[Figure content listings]
+ + +

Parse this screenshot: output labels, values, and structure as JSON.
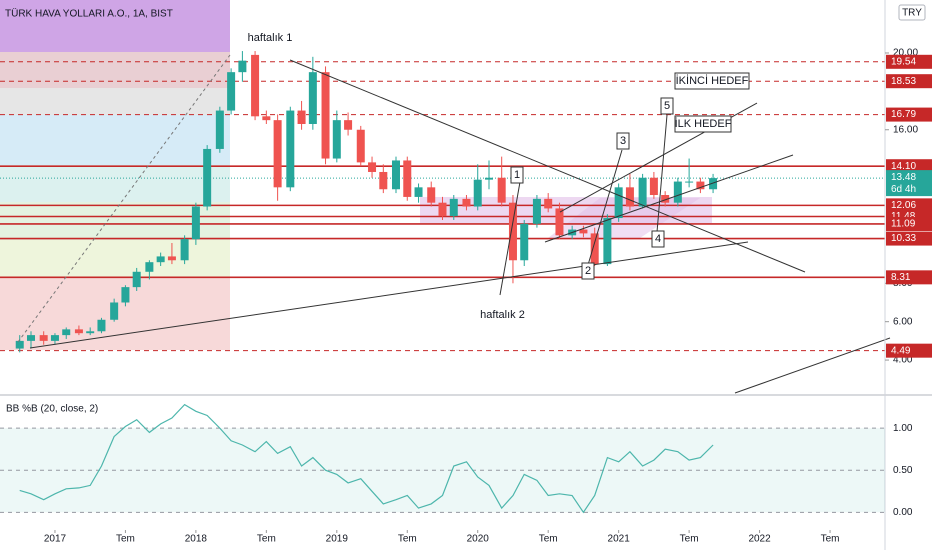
{
  "header": {
    "title": "TÜRK HAVA YOLLARI A.O., 1A, BIST",
    "currency": "TRY"
  },
  "chart_data": [
    {
      "type": "candlestick",
      "x": [
        2016.75,
        2016.83,
        2016.92,
        2017.0,
        2017.08,
        2017.17,
        2017.25,
        2017.33,
        2017.42,
        2017.5,
        2017.58,
        2017.67,
        2017.75,
        2017.83,
        2017.92,
        2018.0,
        2018.08,
        2018.17,
        2018.25,
        2018.33,
        2018.42,
        2018.5,
        2018.58,
        2018.67,
        2018.75,
        2018.83,
        2018.92,
        2019.0,
        2019.08,
        2019.17,
        2019.25,
        2019.33,
        2019.42,
        2019.5,
        2019.58,
        2019.67,
        2019.75,
        2019.83,
        2019.92,
        2020.0,
        2020.08,
        2020.17,
        2020.25,
        2020.33,
        2020.42,
        2020.5,
        2020.58,
        2020.67,
        2020.75,
        2020.83,
        2020.92,
        2021.0,
        2021.08,
        2021.17,
        2021.25,
        2021.33,
        2021.42,
        2021.5,
        2021.58,
        2021.67
      ],
      "open": [
        4.6,
        5.0,
        5.3,
        5.0,
        5.3,
        5.6,
        5.4,
        5.5,
        6.1,
        7.0,
        7.8,
        8.6,
        9.1,
        9.4,
        9.2,
        10.3,
        12.0,
        15.0,
        17.0,
        19.0,
        19.9,
        16.7,
        16.5,
        13.0,
        17.0,
        16.3,
        19.0,
        14.5,
        16.5,
        16.0,
        14.3,
        13.8,
        12.9,
        14.4,
        12.5,
        13.0,
        12.2,
        11.5,
        12.4,
        12.0,
        13.4,
        13.5,
        12.2,
        9.2,
        11.1,
        12.4,
        11.9,
        10.5,
        10.8,
        10.6,
        9.0,
        11.4,
        13.0,
        12.0,
        13.5,
        12.6,
        12.2,
        13.3,
        13.3,
        12.9
      ],
      "high": [
        5.3,
        5.5,
        5.5,
        5.4,
        5.7,
        5.8,
        5.7,
        6.2,
        7.2,
        7.9,
        8.8,
        9.2,
        9.6,
        10.1,
        10.5,
        12.2,
        15.2,
        17.2,
        19.2,
        20.1,
        20.1,
        17.0,
        16.8,
        17.2,
        17.5,
        19.8,
        19.3,
        17.0,
        16.9,
        16.2,
        14.6,
        14.2,
        14.6,
        14.6,
        13.2,
        13.3,
        12.5,
        12.6,
        12.6,
        14.2,
        14.4,
        14.6,
        12.6,
        11.3,
        12.6,
        12.7,
        12.2,
        11.0,
        11.0,
        10.9,
        11.6,
        13.2,
        13.7,
        13.7,
        13.8,
        12.8,
        13.5,
        14.5,
        13.5,
        13.7
      ],
      "low": [
        4.4,
        4.6,
        4.8,
        4.8,
        5.1,
        5.3,
        5.3,
        5.4,
        6.0,
        6.8,
        7.6,
        8.2,
        8.9,
        9.0,
        9.0,
        10.0,
        11.8,
        14.8,
        16.8,
        18.5,
        16.5,
        16.3,
        12.3,
        12.8,
        16.0,
        16.0,
        14.2,
        14.3,
        15.7,
        14.1,
        13.5,
        12.7,
        12.7,
        12.3,
        12.2,
        12.0,
        11.3,
        11.3,
        11.8,
        11.8,
        12.9,
        12.0,
        8.0,
        8.9,
        10.9,
        11.7,
        10.3,
        10.3,
        10.4,
        8.9,
        8.9,
        11.2,
        11.8,
        11.9,
        12.4,
        12.0,
        12.0,
        13.0,
        12.7,
        12.7
      ],
      "close": [
        5.0,
        5.3,
        5.0,
        5.3,
        5.6,
        5.4,
        5.5,
        6.1,
        7.0,
        7.8,
        8.6,
        9.1,
        9.4,
        9.2,
        10.3,
        12.0,
        15.0,
        17.0,
        19.0,
        19.6,
        16.7,
        16.5,
        13.0,
        17.0,
        16.3,
        19.0,
        14.5,
        16.5,
        16.0,
        14.3,
        13.8,
        12.9,
        14.4,
        12.5,
        13.0,
        12.2,
        11.5,
        12.4,
        12.0,
        13.4,
        13.5,
        12.2,
        9.2,
        11.1,
        12.4,
        11.9,
        10.5,
        10.8,
        10.6,
        9.0,
        11.4,
        13.0,
        12.0,
        13.5,
        12.6,
        12.2,
        13.3,
        13.3,
        12.9,
        13.48
      ],
      "up_color": "#26a69a",
      "down_color": "#ef5350",
      "xlim": [
        2016.61,
        2022.89
      ],
      "ylim": [
        2.18,
        22.76
      ],
      "yticks": [
        {
          "value": 20,
          "label": "20.00"
        },
        {
          "value": 16,
          "label": "16.00"
        },
        {
          "value": 8,
          "label": "8.00"
        },
        {
          "value": 6,
          "label": "6.00"
        },
        {
          "value": 4,
          "label": "4.00"
        }
      ],
      "levels": [
        {
          "value": 19.54,
          "dashed": true
        },
        {
          "value": 18.53,
          "dashed": true
        },
        {
          "value": 16.79,
          "dashed": true
        },
        {
          "value": 14.1,
          "label": "14.10",
          "dashed": false
        },
        {
          "value": 12.06,
          "dashed": false
        },
        {
          "value": 11.48,
          "dashed": false
        },
        {
          "value": 11.09,
          "dashed": false
        },
        {
          "value": 10.33,
          "dashed": false
        },
        {
          "value": 8.31,
          "dashed": false
        },
        {
          "value": 4.49,
          "dashed": true
        }
      ],
      "level_color": "#c62828",
      "last_price": {
        "value": 13.48,
        "countdown": "6d 4h"
      },
      "annotations": [
        "haftalık 1",
        "haftalık 2",
        "İKİNCİ HEDEF",
        "İLK HEDEF",
        "1",
        "2",
        "3",
        "4",
        "5"
      ]
    },
    {
      "type": "line",
      "title": "BB %B (20, close, 2)",
      "x": [
        2016.75,
        2016.83,
        2016.92,
        2017.0,
        2017.08,
        2017.17,
        2017.25,
        2017.33,
        2017.42,
        2017.5,
        2017.58,
        2017.67,
        2017.75,
        2017.83,
        2017.92,
        2018.0,
        2018.08,
        2018.17,
        2018.25,
        2018.33,
        2018.42,
        2018.5,
        2018.58,
        2018.67,
        2018.75,
        2018.83,
        2018.92,
        2019.0,
        2019.08,
        2019.17,
        2019.25,
        2019.33,
        2019.42,
        2019.5,
        2019.58,
        2019.67,
        2019.75,
        2019.83,
        2019.92,
        2020.0,
        2020.08,
        2020.17,
        2020.25,
        2020.33,
        2020.42,
        2020.5,
        2020.58,
        2020.67,
        2020.75,
        2020.83,
        2020.92,
        2021.0,
        2021.08,
        2021.17,
        2021.25,
        2021.33,
        2021.42,
        2021.5,
        2021.58,
        2021.67
      ],
      "values": [
        0.26,
        0.22,
        0.15,
        0.22,
        0.28,
        0.29,
        0.32,
        0.55,
        0.9,
        1.02,
        1.1,
        0.95,
        1.05,
        1.12,
        1.28,
        1.2,
        1.15,
        1.0,
        0.85,
        0.8,
        0.72,
        0.84,
        0.7,
        0.78,
        0.55,
        0.65,
        0.5,
        0.45,
        0.35,
        0.4,
        0.25,
        0.1,
        0.15,
        0.2,
        0.05,
        0.1,
        0.2,
        0.55,
        0.6,
        0.42,
        0.32,
        0.05,
        0.2,
        0.45,
        0.38,
        0.2,
        0.22,
        0.2,
        0.0,
        0.2,
        0.65,
        0.6,
        0.72,
        0.55,
        0.62,
        0.75,
        0.72,
        0.62,
        0.65,
        0.8
      ],
      "color": "#4db6ac",
      "xlim": [
        2016.61,
        2022.89
      ],
      "ylim": [
        -0.21,
        1.37
      ],
      "yticks": [
        {
          "value": 1,
          "label": "1.00"
        },
        {
          "value": 0.5,
          "label": "0.50"
        },
        {
          "value": 0,
          "label": "0.00"
        }
      ],
      "xticks": [
        2017,
        {
          "value": 2017.5,
          "label": "Tem"
        },
        2018,
        {
          "value": 2018.5,
          "label": "Tem"
        },
        2019,
        {
          "value": 2019.5,
          "label": "Tem"
        },
        2020,
        {
          "value": 2020.5,
          "label": "Tem"
        },
        2021,
        {
          "value": 2021.5,
          "label": "Tem"
        },
        2022,
        {
          "value": 2022.5,
          "label": "Tem"
        }
      ]
    }
  ]
}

+ + +

## STATED TASK
Scan the records for the string "title". Copy each line in which it appears.

## OUTPUT
    "title": "TÜRK HAVA YOLLARI A.O., 1A, BIST",
      "title": "BB %B (20, close, 2)",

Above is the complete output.